_Exercise brief_:
Print all of the data exactly as written.

===== Data provided =====

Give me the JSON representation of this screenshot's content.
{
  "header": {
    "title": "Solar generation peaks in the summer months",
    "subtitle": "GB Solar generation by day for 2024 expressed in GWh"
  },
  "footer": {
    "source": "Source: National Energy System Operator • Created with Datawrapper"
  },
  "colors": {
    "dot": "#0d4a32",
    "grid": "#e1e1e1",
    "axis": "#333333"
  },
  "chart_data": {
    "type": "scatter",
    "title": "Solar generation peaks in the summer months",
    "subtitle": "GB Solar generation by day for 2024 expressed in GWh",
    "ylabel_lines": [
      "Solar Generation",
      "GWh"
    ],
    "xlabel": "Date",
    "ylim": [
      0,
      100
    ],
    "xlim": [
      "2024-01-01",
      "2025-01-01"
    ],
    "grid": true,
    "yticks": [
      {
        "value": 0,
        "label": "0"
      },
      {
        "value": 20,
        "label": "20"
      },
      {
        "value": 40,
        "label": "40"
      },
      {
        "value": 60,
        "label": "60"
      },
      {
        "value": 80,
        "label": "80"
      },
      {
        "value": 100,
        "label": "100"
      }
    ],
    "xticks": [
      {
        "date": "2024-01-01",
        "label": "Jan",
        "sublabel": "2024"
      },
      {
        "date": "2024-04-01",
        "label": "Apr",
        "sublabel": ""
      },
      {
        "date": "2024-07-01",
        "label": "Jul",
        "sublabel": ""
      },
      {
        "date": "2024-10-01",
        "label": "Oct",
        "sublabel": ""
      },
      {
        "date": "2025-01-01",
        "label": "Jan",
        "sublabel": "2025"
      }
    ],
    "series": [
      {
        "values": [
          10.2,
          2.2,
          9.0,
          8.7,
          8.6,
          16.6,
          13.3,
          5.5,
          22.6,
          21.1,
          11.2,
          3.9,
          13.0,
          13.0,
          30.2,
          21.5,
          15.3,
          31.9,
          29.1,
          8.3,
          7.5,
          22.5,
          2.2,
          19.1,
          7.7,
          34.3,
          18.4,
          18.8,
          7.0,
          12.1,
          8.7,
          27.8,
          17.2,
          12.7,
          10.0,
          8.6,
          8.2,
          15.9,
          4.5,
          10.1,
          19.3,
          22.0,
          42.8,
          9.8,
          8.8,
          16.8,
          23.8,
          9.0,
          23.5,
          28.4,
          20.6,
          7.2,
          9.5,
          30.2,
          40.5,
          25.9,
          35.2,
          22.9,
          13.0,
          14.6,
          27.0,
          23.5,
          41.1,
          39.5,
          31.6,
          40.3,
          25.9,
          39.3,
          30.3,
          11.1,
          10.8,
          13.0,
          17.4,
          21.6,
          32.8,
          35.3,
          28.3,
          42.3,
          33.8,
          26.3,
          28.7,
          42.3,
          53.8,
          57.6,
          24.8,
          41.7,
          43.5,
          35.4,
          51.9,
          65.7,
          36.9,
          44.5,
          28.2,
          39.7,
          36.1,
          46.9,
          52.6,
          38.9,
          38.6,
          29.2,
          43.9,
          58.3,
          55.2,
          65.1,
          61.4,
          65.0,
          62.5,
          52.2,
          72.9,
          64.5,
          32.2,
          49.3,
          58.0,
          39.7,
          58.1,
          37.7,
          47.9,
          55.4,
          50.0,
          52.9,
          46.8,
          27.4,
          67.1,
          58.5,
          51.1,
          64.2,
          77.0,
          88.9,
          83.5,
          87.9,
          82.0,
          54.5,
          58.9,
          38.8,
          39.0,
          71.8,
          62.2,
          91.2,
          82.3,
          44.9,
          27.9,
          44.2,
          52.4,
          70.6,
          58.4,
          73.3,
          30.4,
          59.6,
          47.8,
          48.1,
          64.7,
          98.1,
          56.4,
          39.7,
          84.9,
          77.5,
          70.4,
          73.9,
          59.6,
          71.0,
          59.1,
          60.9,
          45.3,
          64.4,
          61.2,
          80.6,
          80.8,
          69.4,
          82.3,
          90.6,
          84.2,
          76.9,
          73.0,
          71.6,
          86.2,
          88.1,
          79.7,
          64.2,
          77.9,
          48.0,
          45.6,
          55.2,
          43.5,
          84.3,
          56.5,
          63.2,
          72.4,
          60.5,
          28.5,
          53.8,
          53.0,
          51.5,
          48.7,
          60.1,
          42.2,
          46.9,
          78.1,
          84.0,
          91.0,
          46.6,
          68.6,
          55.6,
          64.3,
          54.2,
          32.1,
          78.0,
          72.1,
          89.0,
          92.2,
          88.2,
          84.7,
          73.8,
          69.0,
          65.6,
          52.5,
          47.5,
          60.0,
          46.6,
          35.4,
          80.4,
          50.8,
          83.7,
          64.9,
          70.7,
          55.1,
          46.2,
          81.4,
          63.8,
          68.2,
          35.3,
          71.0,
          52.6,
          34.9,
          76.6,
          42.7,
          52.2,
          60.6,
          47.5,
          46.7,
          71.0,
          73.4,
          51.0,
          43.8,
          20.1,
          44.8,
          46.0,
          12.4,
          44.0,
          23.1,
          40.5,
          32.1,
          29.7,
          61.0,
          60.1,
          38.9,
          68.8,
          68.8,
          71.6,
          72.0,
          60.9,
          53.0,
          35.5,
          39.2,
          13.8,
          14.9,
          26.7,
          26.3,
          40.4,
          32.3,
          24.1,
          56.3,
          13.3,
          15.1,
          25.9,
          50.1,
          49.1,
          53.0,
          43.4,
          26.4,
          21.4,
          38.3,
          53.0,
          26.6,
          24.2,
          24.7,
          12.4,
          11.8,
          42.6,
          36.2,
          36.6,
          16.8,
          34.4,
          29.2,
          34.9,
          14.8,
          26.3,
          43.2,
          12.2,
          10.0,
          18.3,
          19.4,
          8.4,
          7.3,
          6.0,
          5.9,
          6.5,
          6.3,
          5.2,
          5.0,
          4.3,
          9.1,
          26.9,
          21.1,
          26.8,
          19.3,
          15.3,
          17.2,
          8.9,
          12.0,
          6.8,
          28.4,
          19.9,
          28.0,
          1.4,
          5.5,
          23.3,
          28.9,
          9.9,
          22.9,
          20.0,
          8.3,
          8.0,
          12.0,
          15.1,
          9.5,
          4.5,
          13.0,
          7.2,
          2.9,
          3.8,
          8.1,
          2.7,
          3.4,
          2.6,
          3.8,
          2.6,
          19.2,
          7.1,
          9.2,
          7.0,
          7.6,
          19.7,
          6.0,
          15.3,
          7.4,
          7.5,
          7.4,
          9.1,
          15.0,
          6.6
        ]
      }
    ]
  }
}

=====

_Worked solution_:
Give me the JSON representation of this screenshot's content.
{
  "header": {
    "title": "Solar generation peaks in the summer months",
    "subtitle": "GB Solar generation by day for 2024 expressed in GWh"
  },
  "footer": {
    "source": "Source: National Energy System Operator • Created with Datawrapper"
  },
  "colors": {
    "dot": "#0d4a32",
    "grid": "#e1e1e1",
    "axis": "#333333"
  },
  "chart_data": {
    "type": "scatter",
    "title": "Solar generation peaks in the summer months",
    "subtitle": "GB Solar generation by day for 2024 expressed in GWh",
    "ylabel_lines": [
      "Solar Generation",
      "GWh"
    ],
    "xlabel": "Date",
    "ylim": [
      0,
      100
    ],
    "xlim": [
      "2024-01-01",
      "2025-01-01"
    ],
    "grid": true,
    "yticks": [
      {
        "value": 0,
        "label": "0"
      },
      {
        "value": 20,
        "label": "20"
      },
      {
        "value": 40,
        "label": "40"
      },
      {
        "value": 60,
        "label": "60"
      },
      {
        "value": 80,
        "label": "80"
      },
      {
        "value": 100,
        "label": "100"
      }
    ],
    "xticks": [
      {
        "date": "2024-01-01",
        "label": "Jan",
        "sublabel": "2024"
      },
      {
        "date": "2024-04-01",
        "label": "Apr",
        "sublabel": ""
      },
      {
        "date": "2024-07-01",
        "label": "Jul",
        "sublabel": ""
      },
      {
        "date": "2024-10-01",
        "label": "Oct",
        "sublabel": ""
      },
      {
        "date": "2025-01-01",
        "label": "Jan",
        "sublabel": "2025"
      }
    ],
    "series": [
      {
        "values": [
          10.2,
          2.2,
          9.0,
          8.7,
          8.6,
          16.6,
          13.3,
          5.5,
          22.6,
          21.1,
          11.2,
          3.9,
          13.0,
          13.0,
          30.2,
          21.5,
          15.3,
          31.9,
          29.1,
          8.3,
          7.5,
          22.5,
          2.2,
          19.1,
          7.7,
          34.3,
          18.4,
          18.8,
          7.0,
          12.1,
          8.7,
          27.8,
          17.2,
          12.7,
          10.0,
          8.6,
          8.2,
          15.9,
          4.5,
          10.1,
          19.3,
          22.0,
          42.8,
          9.8,
          8.8,
          16.8,
          23.8,
          9.0,
          23.5,
          28.4,
          20.6,
          7.2,
          9.5,
          30.2,
          40.5,
          25.9,
          35.2,
          22.9,
          13.0,
          14.6,
          27.0,
          23.5,
          41.1,
          39.5,
          31.6,
          40.3,
          25.9,
          39.3,
          30.3,
          11.1,
          10.8,
          13.0,
          17.4,
          21.6,
          32.8,
          35.3,
          28.3,
          42.3,
          33.8,
          26.3,
          28.7,
          42.3,
          53.8,
          57.6,
          24.8,
          41.7,
          43.5,
          35.4,
          51.9,
          65.7,
          36.9,
          44.5,
          28.2,
          39.7,
          36.1,
          46.9,
          52.6,
          38.9,
          38.6,
          29.2,
          43.9,
          58.3,
          55.2,
          65.1,
          61.4,
          65.0,
          62.5,
          52.2,
          72.9,
          64.5,
          32.2,
          49.3,
          58.0,
          39.7,
          58.1,
          37.7,
          47.9,
          55.4,
          50.0,
          52.9,
          46.8,
          27.4,
          67.1,
          58.5,
          51.1,
          64.2,
          77.0,
          88.9,
          83.5,
          87.9,
          82.0,
          54.5,
          58.9,
          38.8,
          39.0,
          71.8,
          62.2,
          91.2,
          82.3,
          44.9,
          27.9,
          44.2,
          52.4,
          70.6,
          58.4,
          73.3,
          30.4,
          59.6,
          47.8,
          48.1,
          64.7,
          98.1,
          56.4,
          39.7,
          84.9,
          77.5,
          70.4,
          73.9,
          59.6,
          71.0,
          59.1,
          60.9,
          45.3,
          64.4,
          61.2,
          80.6,
          80.8,
          69.4,
          82.3,
          90.6,
          84.2,
          76.9,
          73.0,
          71.6,
          86.2,
          88.1,
          79.7,
          64.2,
          77.9,
          48.0,
          45.6,
          55.2,
          43.5,
          84.3,
          56.5,
          63.2,
          72.4,
          60.5,
          28.5,
          53.8,
          53.0,
          51.5,
          48.7,
          60.1,
          42.2,
          46.9,
          78.1,
          84.0,
          91.0,
          46.6,
          68.6,
          55.6,
          64.3,
          54.2,
          32.1,
          78.0,
          72.1,
          89.0,
          92.2,
          88.2,
          84.7,
          73.8,
          69.0,
          65.6,
          52.5,
          47.5,
          60.0,
          46.6,
          35.4,
          80.4,
          50.8,
          83.7,
          64.9,
          70.7,
          55.1,
          46.2,
          81.4,
          63.8,
          68.2,
          35.3,
          71.0,
          52.6,
          34.9,
          76.6,
          42.7,
          52.2,
          60.6,
          47.5,
          46.7,
          71.0,
          73.4,
          51.0,
          43.8,
          20.1,
          44.8,
          46.0,
          12.4,
          44.0,
          23.1,
          40.5,
          32.1,
          29.7,
          61.0,
          60.1,
          38.9,
          68.8,
          68.8,
          71.6,
          72.0,
          60.9,
          53.0,
          35.5,
          39.2,
          13.8,
          14.9,
          26.7,
          26.3,
          40.4,
          32.3,
          24.1,
          56.3,
          13.3,
          15.1,
          25.9,
          50.1,
          49.1,
          53.0,
          43.4,
          26.4,
          21.4,
          38.3,
          53.0,
          26.6,
          24.2,
          24.7,
          12.4,
          11.8,
          42.6,
          36.2,
          36.6,
          16.8,
          34.4,
          29.2,
          34.9,
          14.8,
          26.3,
          43.2,
          12.2,
          10.0,
          18.3,
          19.4,
          8.4,
          7.3,
          6.0,
          5.9,
          6.5,
          6.3,
          5.2,
          5.0,
          4.3,
          9.1,
          26.9,
          21.1,
          26.8,
          19.3,
          15.3,
          17.2,
          8.9,
          12.0,
          6.8,
          28.4,
          19.9,
          28.0,
          1.4,
          5.5,
          23.3,
          28.9,
          9.9,
          22.9,
          20.0,
          8.3,
          8.0,
          12.0,
          15.1,
          9.5,
          4.5,
          13.0,
          7.2,
          2.9,
          3.8,
          8.1,
          2.7,
          3.4,
          2.6,
          3.8,
          2.6,
          19.2,
          7.1,
          9.2,
          7.0,
          7.6,
          19.7,
          6.0,
          15.3,
          7.4,
          7.5,
          7.4,
          9.1,
          15.0,
          6.6
        ]
      }
    ]
  }
}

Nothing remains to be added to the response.